* [What is being asked]: Beginning at the line that contains "Read all visible content and emit it as JSON.", reproduce every line to the end of the material without changing any of them.

++++ Information shown

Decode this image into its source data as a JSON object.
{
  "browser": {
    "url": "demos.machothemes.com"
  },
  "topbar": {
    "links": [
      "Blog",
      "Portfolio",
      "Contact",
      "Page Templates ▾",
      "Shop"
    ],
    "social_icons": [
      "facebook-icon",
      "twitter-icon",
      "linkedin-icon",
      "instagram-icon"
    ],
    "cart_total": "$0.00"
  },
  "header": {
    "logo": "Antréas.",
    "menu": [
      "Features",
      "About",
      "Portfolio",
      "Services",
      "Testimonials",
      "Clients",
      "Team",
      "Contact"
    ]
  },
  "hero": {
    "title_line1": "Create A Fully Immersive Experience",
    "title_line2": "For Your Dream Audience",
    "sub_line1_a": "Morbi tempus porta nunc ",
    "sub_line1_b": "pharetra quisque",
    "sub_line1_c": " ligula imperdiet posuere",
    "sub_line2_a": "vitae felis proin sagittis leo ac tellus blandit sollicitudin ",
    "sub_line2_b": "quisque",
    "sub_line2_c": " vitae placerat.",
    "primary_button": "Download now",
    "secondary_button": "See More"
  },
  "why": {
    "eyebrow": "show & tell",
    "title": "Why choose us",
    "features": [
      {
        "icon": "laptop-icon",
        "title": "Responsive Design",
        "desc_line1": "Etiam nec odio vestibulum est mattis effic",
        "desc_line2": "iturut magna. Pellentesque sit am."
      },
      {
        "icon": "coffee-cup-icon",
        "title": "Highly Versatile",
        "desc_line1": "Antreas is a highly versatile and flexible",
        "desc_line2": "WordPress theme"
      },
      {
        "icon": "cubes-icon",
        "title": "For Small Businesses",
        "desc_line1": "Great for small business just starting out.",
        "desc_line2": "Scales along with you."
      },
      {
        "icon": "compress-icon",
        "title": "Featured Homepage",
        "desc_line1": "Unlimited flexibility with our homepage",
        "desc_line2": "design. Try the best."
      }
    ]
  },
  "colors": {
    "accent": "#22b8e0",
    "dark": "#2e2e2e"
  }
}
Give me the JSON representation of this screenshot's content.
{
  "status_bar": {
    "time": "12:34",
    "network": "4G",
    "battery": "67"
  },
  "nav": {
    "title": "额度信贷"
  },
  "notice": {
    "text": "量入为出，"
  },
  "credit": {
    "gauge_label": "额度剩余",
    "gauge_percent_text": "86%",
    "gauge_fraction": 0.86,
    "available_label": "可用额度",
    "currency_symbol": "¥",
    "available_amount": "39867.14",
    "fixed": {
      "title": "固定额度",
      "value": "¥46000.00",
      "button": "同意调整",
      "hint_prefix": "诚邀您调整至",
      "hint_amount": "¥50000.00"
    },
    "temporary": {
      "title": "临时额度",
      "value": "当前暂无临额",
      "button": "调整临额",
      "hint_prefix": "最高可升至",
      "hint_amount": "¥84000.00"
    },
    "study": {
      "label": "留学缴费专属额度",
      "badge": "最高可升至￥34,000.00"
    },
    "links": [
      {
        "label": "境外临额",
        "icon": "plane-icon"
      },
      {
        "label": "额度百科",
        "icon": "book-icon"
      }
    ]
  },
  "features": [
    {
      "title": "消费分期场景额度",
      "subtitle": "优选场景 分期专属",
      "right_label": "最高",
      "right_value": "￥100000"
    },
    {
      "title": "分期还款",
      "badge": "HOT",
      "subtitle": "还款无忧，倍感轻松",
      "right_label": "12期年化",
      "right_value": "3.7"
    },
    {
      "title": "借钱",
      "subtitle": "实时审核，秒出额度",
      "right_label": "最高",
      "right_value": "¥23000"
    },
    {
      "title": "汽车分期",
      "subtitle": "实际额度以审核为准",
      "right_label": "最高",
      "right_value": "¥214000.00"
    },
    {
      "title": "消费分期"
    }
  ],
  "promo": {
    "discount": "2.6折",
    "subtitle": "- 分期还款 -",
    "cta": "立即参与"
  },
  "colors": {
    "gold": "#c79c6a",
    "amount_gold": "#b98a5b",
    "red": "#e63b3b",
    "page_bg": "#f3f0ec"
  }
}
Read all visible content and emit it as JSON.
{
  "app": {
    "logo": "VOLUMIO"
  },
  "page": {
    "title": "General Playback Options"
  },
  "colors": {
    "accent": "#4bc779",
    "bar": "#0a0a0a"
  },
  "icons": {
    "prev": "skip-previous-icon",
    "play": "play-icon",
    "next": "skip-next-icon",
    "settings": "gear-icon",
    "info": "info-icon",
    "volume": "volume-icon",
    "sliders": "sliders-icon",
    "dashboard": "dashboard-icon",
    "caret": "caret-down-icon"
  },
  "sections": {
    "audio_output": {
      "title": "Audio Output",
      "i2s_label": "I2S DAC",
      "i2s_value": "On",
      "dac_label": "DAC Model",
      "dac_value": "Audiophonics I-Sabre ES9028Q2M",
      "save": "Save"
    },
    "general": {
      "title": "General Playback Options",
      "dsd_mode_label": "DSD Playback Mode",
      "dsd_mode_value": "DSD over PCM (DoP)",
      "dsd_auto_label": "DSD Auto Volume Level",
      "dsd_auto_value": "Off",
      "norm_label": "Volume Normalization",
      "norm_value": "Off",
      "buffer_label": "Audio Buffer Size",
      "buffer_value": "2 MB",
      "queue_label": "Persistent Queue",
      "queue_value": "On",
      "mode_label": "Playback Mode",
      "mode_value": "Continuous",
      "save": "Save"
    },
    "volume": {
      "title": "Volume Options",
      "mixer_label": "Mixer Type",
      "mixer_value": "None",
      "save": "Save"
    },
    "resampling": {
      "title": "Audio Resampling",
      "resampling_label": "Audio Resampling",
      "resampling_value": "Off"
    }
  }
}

++++++++

* [Full response]:
Read all visible content and emit it as JSON.
{
  "app": {
    "logo": "VOLUMIO"
  },
  "page": {
    "title": "General Playback Options"
  },
  "colors": {
    "accent": "#4bc779",
    "bar": "#0a0a0a"
  },
  "icons": {
    "prev": "skip-previous-icon",
    "play": "play-icon",
    "next": "skip-next-icon",
    "settings": "gear-icon",
    "info": "info-icon",
    "volume": "volume-icon",
    "sliders": "sliders-icon",
    "dashboard": "dashboard-icon",
    "caret": "caret-down-icon"
  },
  "sections": {
    "audio_output": {
      "title": "Audio Output",
      "i2s_label": "I2S DAC",
      "i2s_value": "On",
      "dac_label": "DAC Model",
      "dac_value": "Audiophonics I-Sabre ES9028Q2M",
      "save": "Save"
    },
    "general": {
      "title": "General Playback Options",
      "dsd_mode_label": "DSD Playback Mode",
      "dsd_mode_value": "DSD over PCM (DoP)",
      "dsd_auto_label": "DSD Auto Volume Level",
      "dsd_auto_value": "Off",
      "norm_label": "Volume Normalization",
      "norm_value": "Off",
      "buffer_label": "Audio Buffer Size",
      "buffer_value": "2 MB",
      "queue_label": "Persistent Queue",
      "queue_value": "On",
      "mode_label": "Playback Mode",
      "mode_value": "Continuous",
      "save": "Save"
    },
    "volume": {
      "title": "Volume Options",
      "mixer_label": "Mixer Type",
      "mixer_value": "None",
      "save": "Save"
    },
    "resampling": {
      "title": "Audio Resampling",
      "resampling_label": "Audio Resampling",
      "resampling_value": "Off"
    }
  }
}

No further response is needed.